▶ **Trecho fornecido**
--

As mudanças no processo de habilitação impulsionaram as provas práticas de direção a um recorde histórico. Nos primeiros cinco meses de 2026, o Brasil realizou 2.280.021 exames práticos — alta de 23,5% em relação ao mesmo período de 2025.
O Ministério dos Transportes divulgou os números nesta terça-feira (24) e destacou que, mesmo com o salto na demanda, as filas na fase final do processo de habilitação não cresceram.
No mesmo intervalo, foram emitidas 1.138.190 novas CNHs sob o modelo reformulado — o maior volume já registrado pelo ministério para os primeiros cinco meses do ano.
O que mudou na habilitação
A principal alteração foi o fim da obrigatoriedade do curso teórico em autoescolas. A medida tem raiz na lei sancionada por Lula, que, além de criar a renovação automática para bons motoristas, liberou os candidatos à primeira habilitação de frequentar a autoescola para a parte teórica — mudança que gerou a economia de R$ 1,84 bilhão contabilizada pelo Ministério dos Transportes.

--

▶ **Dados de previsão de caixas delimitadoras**
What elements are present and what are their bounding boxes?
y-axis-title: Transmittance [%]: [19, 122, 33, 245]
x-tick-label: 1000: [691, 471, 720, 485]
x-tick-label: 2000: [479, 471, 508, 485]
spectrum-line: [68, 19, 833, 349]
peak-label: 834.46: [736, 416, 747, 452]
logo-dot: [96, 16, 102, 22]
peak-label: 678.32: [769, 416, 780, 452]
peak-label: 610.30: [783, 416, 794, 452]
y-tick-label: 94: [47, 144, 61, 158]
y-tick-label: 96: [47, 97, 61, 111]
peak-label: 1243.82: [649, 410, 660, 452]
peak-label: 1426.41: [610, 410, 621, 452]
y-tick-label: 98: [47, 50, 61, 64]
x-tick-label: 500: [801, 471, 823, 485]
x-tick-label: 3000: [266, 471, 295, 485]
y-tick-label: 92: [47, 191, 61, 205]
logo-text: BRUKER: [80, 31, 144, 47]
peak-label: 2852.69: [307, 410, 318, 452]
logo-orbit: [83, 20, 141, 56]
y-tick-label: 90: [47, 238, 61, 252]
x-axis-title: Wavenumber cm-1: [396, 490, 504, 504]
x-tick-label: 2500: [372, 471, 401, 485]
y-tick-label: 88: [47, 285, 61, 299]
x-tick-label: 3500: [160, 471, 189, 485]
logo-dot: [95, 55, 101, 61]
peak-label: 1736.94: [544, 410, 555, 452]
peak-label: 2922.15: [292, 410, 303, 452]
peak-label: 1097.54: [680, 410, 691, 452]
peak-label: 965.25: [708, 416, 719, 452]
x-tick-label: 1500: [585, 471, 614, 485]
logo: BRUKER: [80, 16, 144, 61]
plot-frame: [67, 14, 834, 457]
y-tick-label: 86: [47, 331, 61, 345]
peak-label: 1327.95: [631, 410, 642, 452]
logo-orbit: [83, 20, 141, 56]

--

▶ **Questões de estudo**
A. Reproduza fielmente, do trecho sobre as provas de direção, tudo o que vai de "O Ministério dos Transportes divulgou" até "Ministério dos Transportes.".
B. De acordo com o trecho sobre as provas de direção, quantos exames práticos o Brasil realizou nos primeiros cinco meses de 2026?
Responda com base apenas no trecho.

▶ **Gabarito**
A.
O Ministério dos Transportes divulgou os números nesta terça-feira (24) e destacou que, mesmo com o salto na demanda, as filas na fase final do processo de habilitação não cresceram.
No mesmo intervalo, foram emitidas 1.138.190 novas CNHs sob o modelo reformulado — o maior volume já registrado pelo ministério para os primeiros cinco meses do ano.
O que mudou na habilitação
A principal alteração foi o fim da obrigatoriedade do curso teórico em autoescolas. A medida tem raiz na lei sancionada por Lula, que, além de criar a renovação automática para bons motoristas, liberou os candidatos à primeira habilitação de frequentar a autoescola para a parte teórica — mudança que gerou a economia de R$ 1,84 bilhão contabilizada pelo Ministério dos Transportes.

B. 2.280.021 exames práticos.